WORK TO COMPLETE:
In the listing that follows, how many lines contain the string "юридическим"? Provide only the number.

Records from a data collection:
<<<<
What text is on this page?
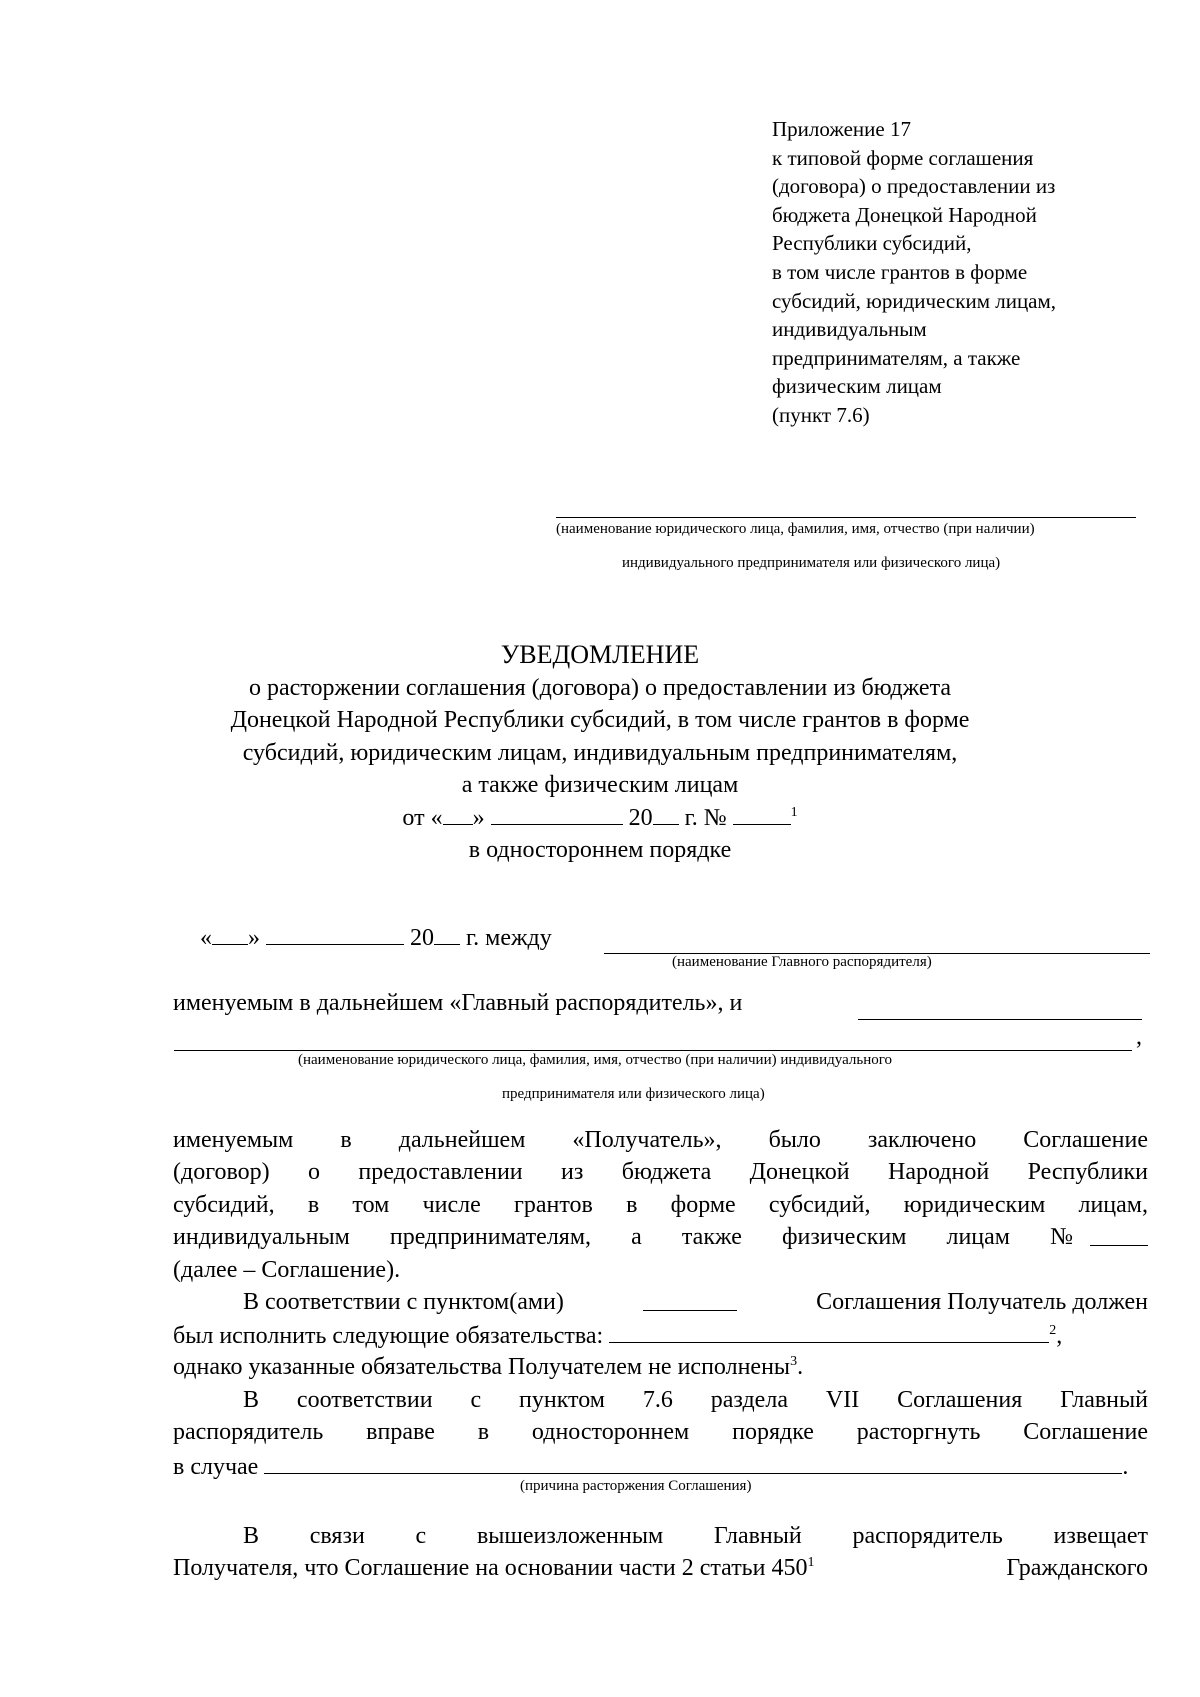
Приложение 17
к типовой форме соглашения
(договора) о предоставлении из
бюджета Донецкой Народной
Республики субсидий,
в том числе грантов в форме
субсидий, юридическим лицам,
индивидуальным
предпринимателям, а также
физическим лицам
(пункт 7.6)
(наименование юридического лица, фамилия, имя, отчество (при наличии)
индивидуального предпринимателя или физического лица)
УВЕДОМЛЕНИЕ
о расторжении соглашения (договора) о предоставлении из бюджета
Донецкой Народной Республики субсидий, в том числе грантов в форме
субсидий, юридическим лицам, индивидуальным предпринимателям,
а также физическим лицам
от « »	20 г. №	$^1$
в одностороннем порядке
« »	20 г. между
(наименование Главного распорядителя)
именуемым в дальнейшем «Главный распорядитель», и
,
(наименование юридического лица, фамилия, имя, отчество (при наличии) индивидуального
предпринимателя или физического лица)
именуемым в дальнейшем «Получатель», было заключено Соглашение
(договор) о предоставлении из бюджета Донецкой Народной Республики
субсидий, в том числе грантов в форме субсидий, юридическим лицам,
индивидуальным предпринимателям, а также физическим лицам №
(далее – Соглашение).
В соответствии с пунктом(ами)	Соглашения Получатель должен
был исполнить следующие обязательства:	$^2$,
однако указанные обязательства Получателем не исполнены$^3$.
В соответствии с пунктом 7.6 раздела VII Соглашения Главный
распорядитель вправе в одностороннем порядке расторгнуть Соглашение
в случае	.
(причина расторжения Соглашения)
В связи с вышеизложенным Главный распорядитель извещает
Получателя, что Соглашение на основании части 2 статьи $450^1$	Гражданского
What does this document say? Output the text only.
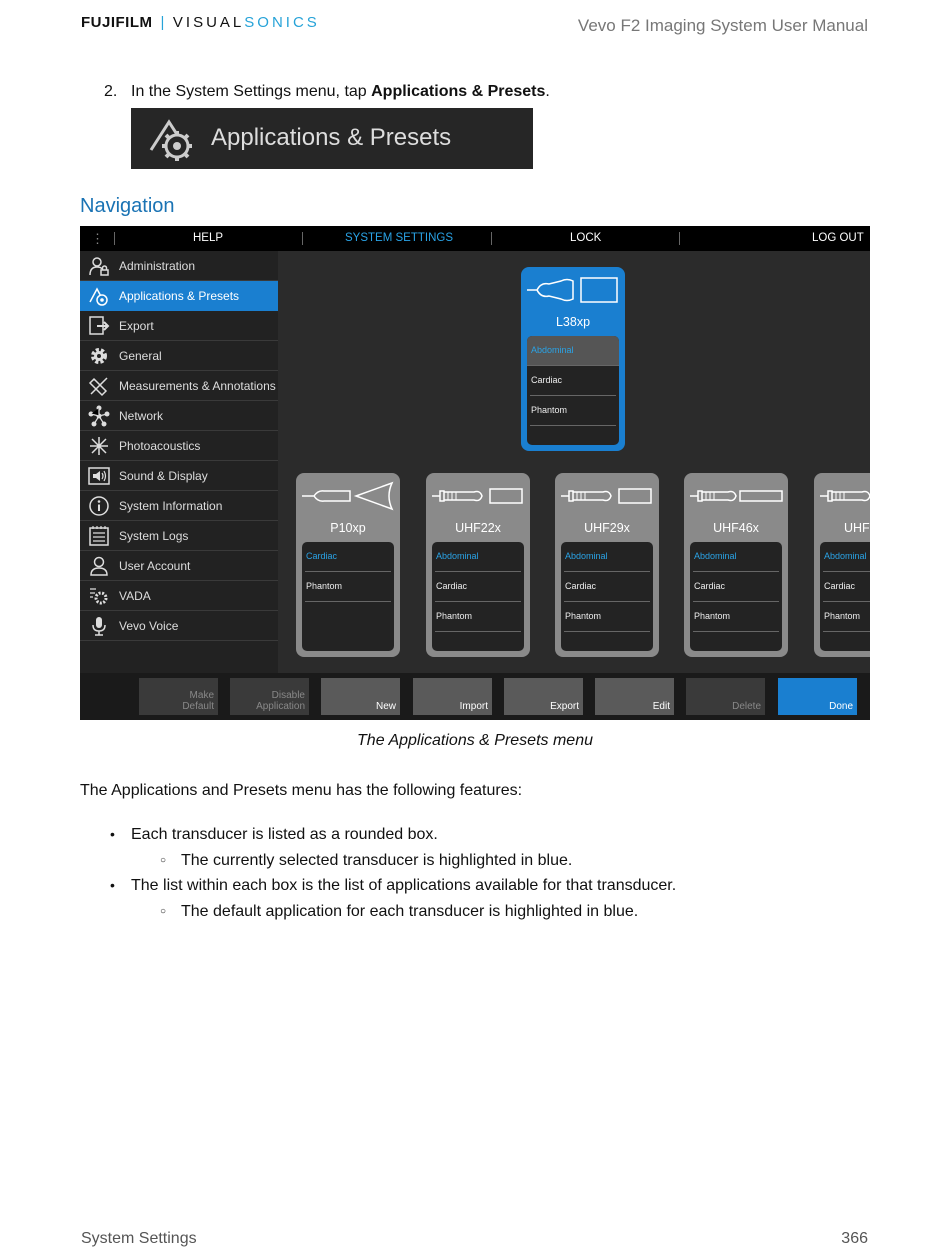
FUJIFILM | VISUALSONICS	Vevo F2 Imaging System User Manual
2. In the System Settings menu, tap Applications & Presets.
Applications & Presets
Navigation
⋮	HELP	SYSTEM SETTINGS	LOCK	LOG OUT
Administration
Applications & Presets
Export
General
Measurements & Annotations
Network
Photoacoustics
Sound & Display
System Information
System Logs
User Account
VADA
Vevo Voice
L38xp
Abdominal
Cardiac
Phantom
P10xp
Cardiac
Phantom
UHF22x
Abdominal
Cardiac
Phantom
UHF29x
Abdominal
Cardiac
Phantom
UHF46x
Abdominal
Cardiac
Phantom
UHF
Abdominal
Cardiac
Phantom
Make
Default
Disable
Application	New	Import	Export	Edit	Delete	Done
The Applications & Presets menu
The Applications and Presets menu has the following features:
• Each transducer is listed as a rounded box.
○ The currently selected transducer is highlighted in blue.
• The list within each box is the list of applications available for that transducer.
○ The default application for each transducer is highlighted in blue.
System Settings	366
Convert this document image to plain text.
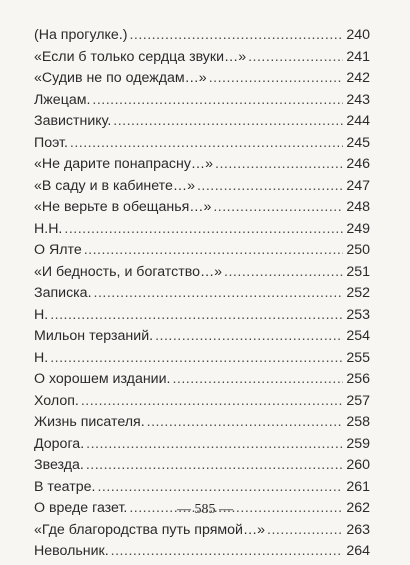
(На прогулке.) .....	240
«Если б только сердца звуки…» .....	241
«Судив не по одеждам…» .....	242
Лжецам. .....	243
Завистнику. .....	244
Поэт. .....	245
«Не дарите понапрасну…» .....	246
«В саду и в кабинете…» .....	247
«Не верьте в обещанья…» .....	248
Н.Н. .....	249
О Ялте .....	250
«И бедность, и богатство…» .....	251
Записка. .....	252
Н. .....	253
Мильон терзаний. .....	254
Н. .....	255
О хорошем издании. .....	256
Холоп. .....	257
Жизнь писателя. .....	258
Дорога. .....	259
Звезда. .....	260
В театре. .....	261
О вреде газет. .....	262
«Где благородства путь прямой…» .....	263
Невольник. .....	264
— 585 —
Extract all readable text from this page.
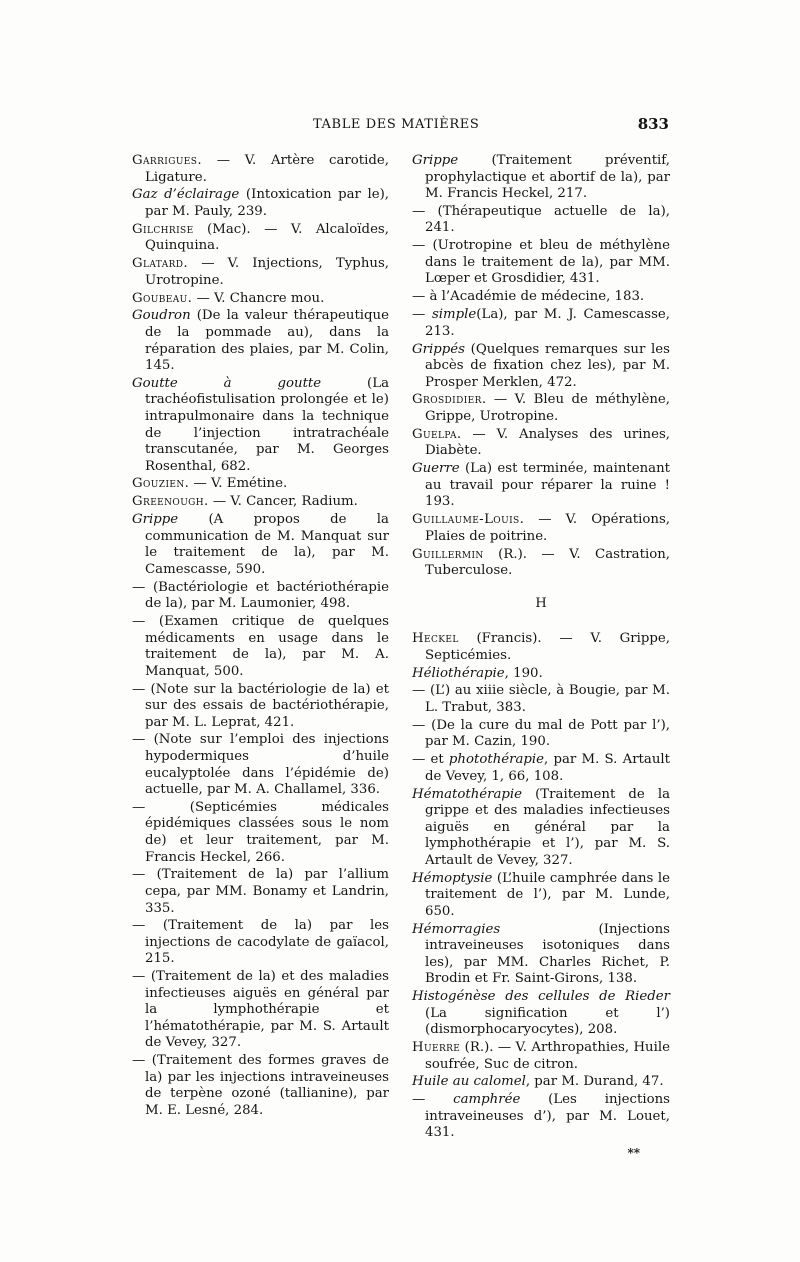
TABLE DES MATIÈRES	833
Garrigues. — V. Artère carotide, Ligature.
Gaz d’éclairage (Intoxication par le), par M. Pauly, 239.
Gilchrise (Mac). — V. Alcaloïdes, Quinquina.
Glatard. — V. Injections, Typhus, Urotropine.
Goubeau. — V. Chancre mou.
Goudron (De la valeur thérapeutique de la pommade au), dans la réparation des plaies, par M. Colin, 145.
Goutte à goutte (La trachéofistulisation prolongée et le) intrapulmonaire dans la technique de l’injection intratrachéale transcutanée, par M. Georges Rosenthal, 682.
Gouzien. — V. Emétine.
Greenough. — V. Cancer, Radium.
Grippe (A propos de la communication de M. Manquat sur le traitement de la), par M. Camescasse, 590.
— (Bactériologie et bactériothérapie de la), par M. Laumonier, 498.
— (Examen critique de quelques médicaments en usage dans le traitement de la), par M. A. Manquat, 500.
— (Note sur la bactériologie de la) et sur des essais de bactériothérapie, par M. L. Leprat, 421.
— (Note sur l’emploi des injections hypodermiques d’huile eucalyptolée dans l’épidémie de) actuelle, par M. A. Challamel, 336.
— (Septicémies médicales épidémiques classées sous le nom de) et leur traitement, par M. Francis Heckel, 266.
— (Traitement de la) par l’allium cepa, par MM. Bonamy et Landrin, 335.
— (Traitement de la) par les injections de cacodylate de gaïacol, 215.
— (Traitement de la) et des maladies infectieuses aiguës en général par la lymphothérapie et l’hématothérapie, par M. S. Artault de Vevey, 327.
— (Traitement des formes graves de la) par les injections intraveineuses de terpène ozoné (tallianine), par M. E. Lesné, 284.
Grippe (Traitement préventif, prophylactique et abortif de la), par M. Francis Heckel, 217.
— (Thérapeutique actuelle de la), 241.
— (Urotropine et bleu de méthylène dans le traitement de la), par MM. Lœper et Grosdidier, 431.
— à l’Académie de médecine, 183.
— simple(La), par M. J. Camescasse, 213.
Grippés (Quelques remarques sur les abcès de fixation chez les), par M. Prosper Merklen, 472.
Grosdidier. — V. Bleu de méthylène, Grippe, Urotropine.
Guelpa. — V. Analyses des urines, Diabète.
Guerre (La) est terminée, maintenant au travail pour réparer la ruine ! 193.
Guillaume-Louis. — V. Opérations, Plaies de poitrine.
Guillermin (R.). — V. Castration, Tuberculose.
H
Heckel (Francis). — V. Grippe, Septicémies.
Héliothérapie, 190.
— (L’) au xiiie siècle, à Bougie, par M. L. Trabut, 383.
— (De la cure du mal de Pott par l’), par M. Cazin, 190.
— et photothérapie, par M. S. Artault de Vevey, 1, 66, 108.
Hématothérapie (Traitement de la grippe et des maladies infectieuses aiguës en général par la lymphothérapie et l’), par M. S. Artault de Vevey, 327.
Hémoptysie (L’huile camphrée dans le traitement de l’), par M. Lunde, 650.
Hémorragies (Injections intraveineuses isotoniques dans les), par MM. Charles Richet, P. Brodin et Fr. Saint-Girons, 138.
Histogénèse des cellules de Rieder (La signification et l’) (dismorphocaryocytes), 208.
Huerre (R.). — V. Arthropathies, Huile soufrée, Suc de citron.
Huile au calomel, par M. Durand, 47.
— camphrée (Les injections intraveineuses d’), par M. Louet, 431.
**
>>>>
RIGHT ANSWER:
3